* **EXERCISE AIM**
Output an exact reproduction of the data.

* **RECORDS FOR THE TASK**
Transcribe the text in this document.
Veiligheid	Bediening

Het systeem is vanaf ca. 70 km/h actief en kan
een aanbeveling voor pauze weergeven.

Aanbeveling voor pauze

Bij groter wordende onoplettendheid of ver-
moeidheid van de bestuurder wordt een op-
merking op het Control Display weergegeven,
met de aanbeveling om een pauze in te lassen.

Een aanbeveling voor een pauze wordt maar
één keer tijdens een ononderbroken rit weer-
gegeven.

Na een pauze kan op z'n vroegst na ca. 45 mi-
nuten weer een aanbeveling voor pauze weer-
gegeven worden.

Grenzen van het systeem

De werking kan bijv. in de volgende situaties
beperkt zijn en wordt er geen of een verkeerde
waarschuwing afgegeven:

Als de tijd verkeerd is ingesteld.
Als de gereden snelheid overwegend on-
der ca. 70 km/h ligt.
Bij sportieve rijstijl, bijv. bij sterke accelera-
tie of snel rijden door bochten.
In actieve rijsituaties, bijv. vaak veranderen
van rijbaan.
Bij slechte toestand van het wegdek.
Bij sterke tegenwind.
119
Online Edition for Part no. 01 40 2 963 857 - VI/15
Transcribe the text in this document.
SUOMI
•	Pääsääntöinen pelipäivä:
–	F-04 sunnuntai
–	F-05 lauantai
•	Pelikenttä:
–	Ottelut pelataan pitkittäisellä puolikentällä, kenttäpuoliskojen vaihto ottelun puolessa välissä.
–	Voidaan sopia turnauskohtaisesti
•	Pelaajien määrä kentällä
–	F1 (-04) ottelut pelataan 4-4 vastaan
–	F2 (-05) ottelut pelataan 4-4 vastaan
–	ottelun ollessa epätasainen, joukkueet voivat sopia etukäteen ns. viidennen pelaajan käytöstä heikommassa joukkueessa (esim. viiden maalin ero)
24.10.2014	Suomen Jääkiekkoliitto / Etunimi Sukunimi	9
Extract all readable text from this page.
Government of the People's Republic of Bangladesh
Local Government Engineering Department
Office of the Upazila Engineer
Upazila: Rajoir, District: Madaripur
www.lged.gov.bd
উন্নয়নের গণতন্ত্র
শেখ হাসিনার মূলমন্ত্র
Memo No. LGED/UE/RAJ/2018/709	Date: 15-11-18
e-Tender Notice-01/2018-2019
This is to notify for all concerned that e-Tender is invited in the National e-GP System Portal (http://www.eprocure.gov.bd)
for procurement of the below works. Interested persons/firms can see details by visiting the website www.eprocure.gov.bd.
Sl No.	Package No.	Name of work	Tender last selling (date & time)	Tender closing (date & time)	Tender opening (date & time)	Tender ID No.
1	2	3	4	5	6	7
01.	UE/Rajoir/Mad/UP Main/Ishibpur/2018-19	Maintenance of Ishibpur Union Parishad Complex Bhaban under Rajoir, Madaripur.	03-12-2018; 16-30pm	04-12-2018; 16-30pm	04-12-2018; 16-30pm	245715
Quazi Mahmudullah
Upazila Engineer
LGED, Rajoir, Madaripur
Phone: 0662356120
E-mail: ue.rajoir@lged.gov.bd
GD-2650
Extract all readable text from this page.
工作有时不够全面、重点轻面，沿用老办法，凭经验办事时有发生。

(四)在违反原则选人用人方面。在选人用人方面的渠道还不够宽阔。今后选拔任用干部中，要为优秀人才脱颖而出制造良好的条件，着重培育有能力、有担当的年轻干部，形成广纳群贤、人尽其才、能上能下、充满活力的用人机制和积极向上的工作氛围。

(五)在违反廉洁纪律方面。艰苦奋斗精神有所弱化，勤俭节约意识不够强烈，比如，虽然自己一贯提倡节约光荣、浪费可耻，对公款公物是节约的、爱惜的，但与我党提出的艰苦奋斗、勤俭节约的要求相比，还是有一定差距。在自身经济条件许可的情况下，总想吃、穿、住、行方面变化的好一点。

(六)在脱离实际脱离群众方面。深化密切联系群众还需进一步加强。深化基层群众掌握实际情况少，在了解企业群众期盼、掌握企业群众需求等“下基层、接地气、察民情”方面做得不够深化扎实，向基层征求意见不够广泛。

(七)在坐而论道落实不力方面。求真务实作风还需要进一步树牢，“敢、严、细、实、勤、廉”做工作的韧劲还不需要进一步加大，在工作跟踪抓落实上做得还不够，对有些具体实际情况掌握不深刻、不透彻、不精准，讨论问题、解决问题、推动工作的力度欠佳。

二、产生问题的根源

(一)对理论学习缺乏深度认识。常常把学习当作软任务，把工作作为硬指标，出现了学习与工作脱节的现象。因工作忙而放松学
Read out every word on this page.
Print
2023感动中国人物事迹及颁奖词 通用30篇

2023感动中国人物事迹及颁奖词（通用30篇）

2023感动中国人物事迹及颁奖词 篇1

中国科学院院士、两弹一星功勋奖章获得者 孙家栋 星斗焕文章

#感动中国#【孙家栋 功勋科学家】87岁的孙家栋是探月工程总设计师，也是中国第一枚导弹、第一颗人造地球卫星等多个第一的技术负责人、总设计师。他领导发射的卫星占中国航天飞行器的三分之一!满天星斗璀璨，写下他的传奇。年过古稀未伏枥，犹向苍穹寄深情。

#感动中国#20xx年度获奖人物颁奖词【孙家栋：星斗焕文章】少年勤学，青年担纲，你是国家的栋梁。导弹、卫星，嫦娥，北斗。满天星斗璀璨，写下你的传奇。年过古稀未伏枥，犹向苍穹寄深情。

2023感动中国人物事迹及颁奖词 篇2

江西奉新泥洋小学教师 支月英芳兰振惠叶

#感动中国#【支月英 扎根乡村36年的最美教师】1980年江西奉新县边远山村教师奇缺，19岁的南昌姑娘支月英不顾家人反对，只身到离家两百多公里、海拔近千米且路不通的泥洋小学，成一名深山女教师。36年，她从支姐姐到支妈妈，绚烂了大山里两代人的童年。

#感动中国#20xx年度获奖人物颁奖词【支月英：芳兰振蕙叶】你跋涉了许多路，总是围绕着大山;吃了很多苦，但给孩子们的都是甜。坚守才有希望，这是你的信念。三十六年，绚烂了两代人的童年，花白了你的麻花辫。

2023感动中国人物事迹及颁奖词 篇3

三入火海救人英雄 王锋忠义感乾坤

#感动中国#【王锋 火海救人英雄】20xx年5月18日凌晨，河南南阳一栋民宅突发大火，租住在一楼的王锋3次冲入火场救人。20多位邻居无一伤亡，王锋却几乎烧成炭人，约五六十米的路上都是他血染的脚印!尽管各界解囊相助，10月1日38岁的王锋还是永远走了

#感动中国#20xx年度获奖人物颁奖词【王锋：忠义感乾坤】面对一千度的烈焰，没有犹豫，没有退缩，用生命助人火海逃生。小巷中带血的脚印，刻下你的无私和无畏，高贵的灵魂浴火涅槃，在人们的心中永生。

* **ANSWER TO THIS TASK**
Transcribe the text in this document.
Veiligheid	Bediening

Het systeem is vanaf ca. 70 km/h actief en kan
een aanbeveling voor pauze weergeven.

Aanbeveling voor pauze

Bij groter wordende onoplettendheid of ver-
moeidheid van de bestuurder wordt een op-
merking op het Control Display weergegeven,
met de aanbeveling om een pauze in te lassen.

Een aanbeveling voor een pauze wordt maar
één keer tijdens een ononderbroken rit weer-
gegeven.

Na een pauze kan op z'n vroegst na ca. 45 mi-
nuten weer een aanbeveling voor pauze weer-
gegeven worden.

Grenzen van het systeem

De werking kan bijv. in de volgende situaties
beperkt zijn en wordt er geen of een verkeerde
waarschuwing afgegeven:

Als de tijd verkeerd is ingesteld.
Als de gereden snelheid overwegend on-
der ca. 70 km/h ligt.
Bij sportieve rijstijl, bijv. bij sterke accelera-
tie of snel rijden door bochten.
In actieve rijsituaties, bijv. vaak veranderen
van rijbaan.
Bij slechte toestand van het wegdek.
Bij sterke tegenwind.
119
Online Edition for Part no. 01 40 2 963 857 - VI/15
Transcribe the text in this document.
SUOMI
•	Pääsääntöinen pelipäivä:
–	F-04 sunnuntai
–	F-05 lauantai
•	Pelikenttä:
–	Ottelut pelataan pitkittäisellä puolikentällä, kenttäpuoliskojen vaihto ottelun puolessa välissä.
–	Voidaan sopia turnauskohtaisesti
•	Pelaajien määrä kentällä
–	F1 (-04) ottelut pelataan 4-4 vastaan
–	F2 (-05) ottelut pelataan 4-4 vastaan
–	ottelun ollessa epätasainen, joukkueet voivat sopia etukäteen ns. viidennen pelaajan käytöstä heikommassa joukkueessa (esim. viiden maalin ero)
24.10.2014	Suomen Jääkiekkoliitto / Etunimi Sukunimi	9
Extract all readable text from this page.
Government of the People's Republic of Bangladesh
Local Government Engineering Department
Office of the Upazila Engineer
Upazila: Rajoir, District: Madaripur
www.lged.gov.bd
উন্নয়নের গণতন্ত্র
শেখ হাসিনার মূলমন্ত্র
Memo No. LGED/UE/RAJ/2018/709	Date: 15-11-18
e-Tender Notice-01/2018-2019
This is to notify for all concerned that e-Tender is invited in the National e-GP System Portal (http://www.eprocure.gov.bd)
for procurement of the below works. Interested persons/firms can see details by visiting the website www.eprocure.gov.bd.
Sl No.	Package No.	Name of work	Tender last selling (date & time)	Tender closing (date & time)	Tender opening (date & time)	Tender ID No.
1	2	3	4	5	6	7
01.	UE/Rajoir/Mad/UP Main/Ishibpur/2018-19	Maintenance of Ishibpur Union Parishad Complex Bhaban under Rajoir, Madaripur.	03-12-2018; 16-30pm	04-12-2018; 16-30pm	04-12-2018; 16-30pm	245715
Quazi Mahmudullah
Upazila Engineer
LGED, Rajoir, Madaripur
Phone: 0662356120
E-mail: ue.rajoir@lged.gov.bd
GD-2650
Extract all readable text from this page.
工作有时不够全面、重点轻面，沿用老办法，凭经验办事时有发生。

(四)在违反原则选人用人方面。在选人用人方面的渠道还不够宽阔。今后选拔任用干部中，要为优秀人才脱颖而出制造良好的条件，着重培育有能力、有担当的年轻干部，形成广纳群贤、人尽其才、能上能下、充满活力的用人机制和积极向上的工作氛围。

(五)在违反廉洁纪律方面。艰苦奋斗精神有所弱化，勤俭节约意识不够强烈，比如，虽然自己一贯提倡节约光荣、浪费可耻，对公款公物是节约的、爱惜的，但与我党提出的艰苦奋斗、勤俭节约的要求相比，还是有一定差距。在自身经济条件许可的情况下，总想吃、穿、住、行方面变化的好一点。

(六)在脱离实际脱离群众方面。深化密切联系群众还需进一步加强。深化基层群众掌握实际情况少，在了解企业群众期盼、掌握企业群众需求等“下基层、接地气、察民情”方面做得不够深化扎实，向基层征求意见不够广泛。

(七)在坐而论道落实不力方面。求真务实作风还需要进一步树牢，“敢、严、细、实、勤、廉”做工作的韧劲还不需要进一步加大，在工作跟踪抓落实上做得还不够，对有些具体实际情况掌握不深刻、不透彻、不精准，讨论问题、解决问题、推动工作的力度欠佳。

二、产生问题的根源

(一)对理论学习缺乏深度认识。常常把学习当作软任务，把工作作为硬指标，出现了学习与工作脱节的现象。因工作忙而放松学
Read out every word on this page.
Print
2023感动中国人物事迹及颁奖词 通用30篇

2023感动中国人物事迹及颁奖词（通用30篇）

2023感动中国人物事迹及颁奖词 篇1

中国科学院院士、两弹一星功勋奖章获得者 孙家栋 星斗焕文章

#感动中国#【孙家栋 功勋科学家】87岁的孙家栋是探月工程总设计师，也是中国第一枚导弹、第一颗人造地球卫星等多个第一的技术负责人、总设计师。他领导发射的卫星占中国航天飞行器的三分之一!满天星斗璀璨，写下他的传奇。年过古稀未伏枥，犹向苍穹寄深情。

#感动中国#20xx年度获奖人物颁奖词【孙家栋：星斗焕文章】少年勤学，青年担纲，你是国家的栋梁。导弹、卫星，嫦娥，北斗。满天星斗璀璨，写下你的传奇。年过古稀未伏枥，犹向苍穹寄深情。

2023感动中国人物事迹及颁奖词 篇2

江西奉新泥洋小学教师 支月英芳兰振惠叶

#感动中国#【支月英 扎根乡村36年的最美教师】1980年江西奉新县边远山村教师奇缺，19岁的南昌姑娘支月英不顾家人反对，只身到离家两百多公里、海拔近千米且路不通的泥洋小学，成一名深山女教师。36年，她从支姐姐到支妈妈，绚烂了大山里两代人的童年。

#感动中国#20xx年度获奖人物颁奖词【支月英：芳兰振蕙叶】你跋涉了许多路，总是围绕着大山;吃了很多苦，但给孩子们的都是甜。坚守才有希望，这是你的信念。三十六年，绚烂了两代人的童年，花白了你的麻花辫。

2023感动中国人物事迹及颁奖词 篇3

三入火海救人英雄 王锋忠义感乾坤

#感动中国#【王锋 火海救人英雄】20xx年5月18日凌晨，河南南阳一栋民宅突发大火，租住在一楼的王锋3次冲入火场救人。20多位邻居无一伤亡，王锋却几乎烧成炭人，约五六十米的路上都是他血染的脚印!尽管各界解囊相助，10月1日38岁的王锋还是永远走了

#感动中国#20xx年度获奖人物颁奖词【王锋：忠义感乾坤】面对一千度的烈焰，没有犹豫，没有退缩，用生命助人火海逃生。小巷中带血的脚印，刻下你的无私和无畏，高贵的灵魂浴火涅槃，在人们的心中永生。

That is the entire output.